#### Source records
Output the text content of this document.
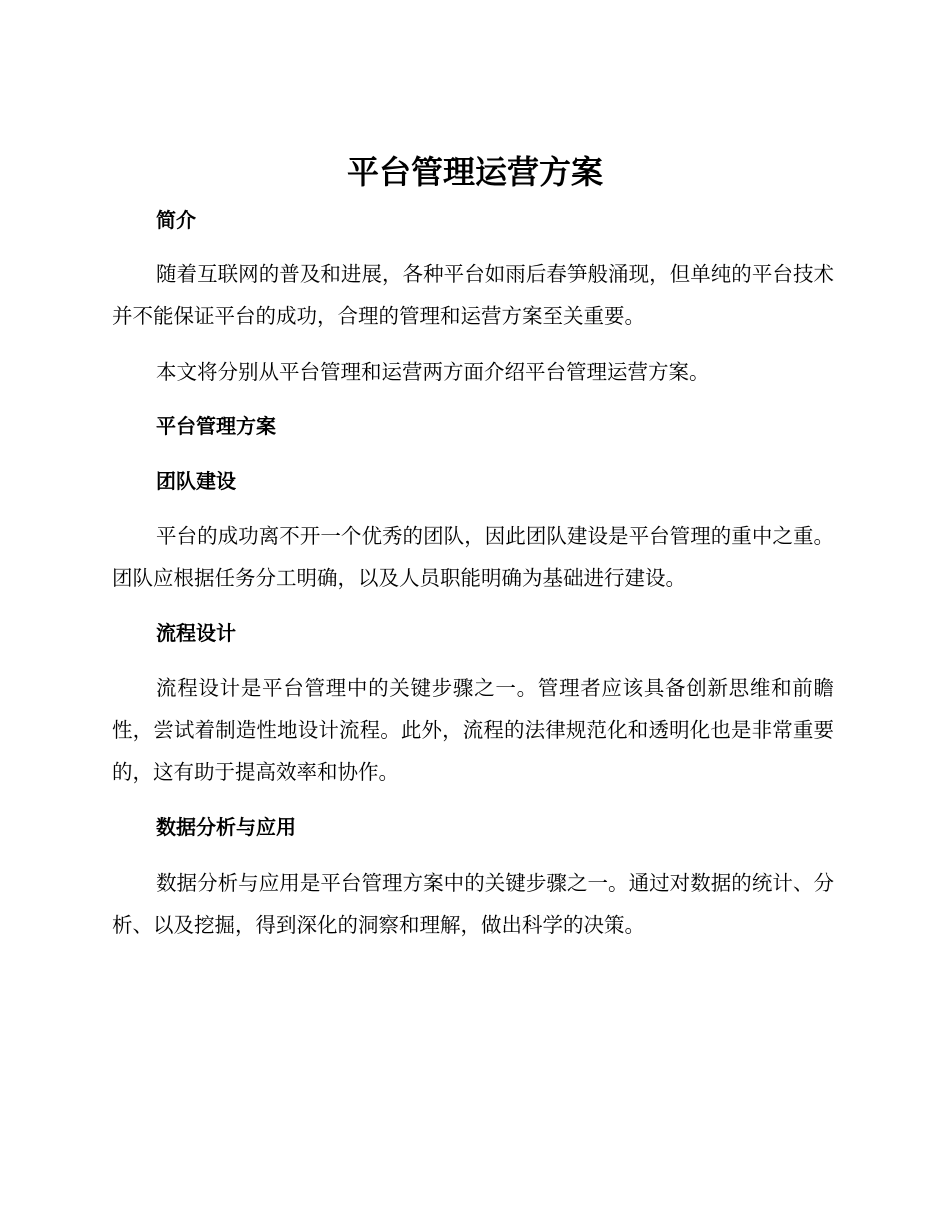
平台管理运营方案
简介

随着互联网的普及和进展，各种平台如雨后春笋般涌现，但单纯的平台技术并不能保证平台的成功，合理的管理和运营方案至关重要。

本文将分别从平台管理和运营两方面介绍平台管理运营方案。

平台管理方案
团队建设

平台的成功离不开一个优秀的团队，因此团队建设是平台管理的重中之重。团队应根据任务分工明确，以及人员职能明确为基础进行建设。

流程设计

流程设计是平台管理中的关键步骤之一。管理者应该具备创新思维和前瞻性，尝试着制造性地设计流程。此外，流程的法律规范化和透明化也是非常重要的，这有助于提高效率和协作。

数据分析与应用

数据分析与应用是平台管理方案中的关键步骤之一。通过对数据的统计、分析、以及挖掘，得到深化的洞察和理解，做出科学的决策。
########
→ What the task asks:
Leave out the pictures, and give all the records again exactly.

→ Result of this exercise:
Output the text content of this document.
平台管理运营方案
简介

随着互联网的普及和进展，各种平台如雨后春笋般涌现，但单纯的平台技术并不能保证平台的成功，合理的管理和运营方案至关重要。

本文将分别从平台管理和运营两方面介绍平台管理运营方案。

平台管理方案
团队建设

平台的成功离不开一个优秀的团队，因此团队建设是平台管理的重中之重。团队应根据任务分工明确，以及人员职能明确为基础进行建设。

流程设计

流程设计是平台管理中的关键步骤之一。管理者应该具备创新思维和前瞻性，尝试着制造性地设计流程。此外，流程的法律规范化和透明化也是非常重要的，这有助于提高效率和协作。

数据分析与应用

数据分析与应用是平台管理方案中的关键步骤之一。通过对数据的统计、分析、以及挖掘，得到深化的洞察和理解，做出科学的决策。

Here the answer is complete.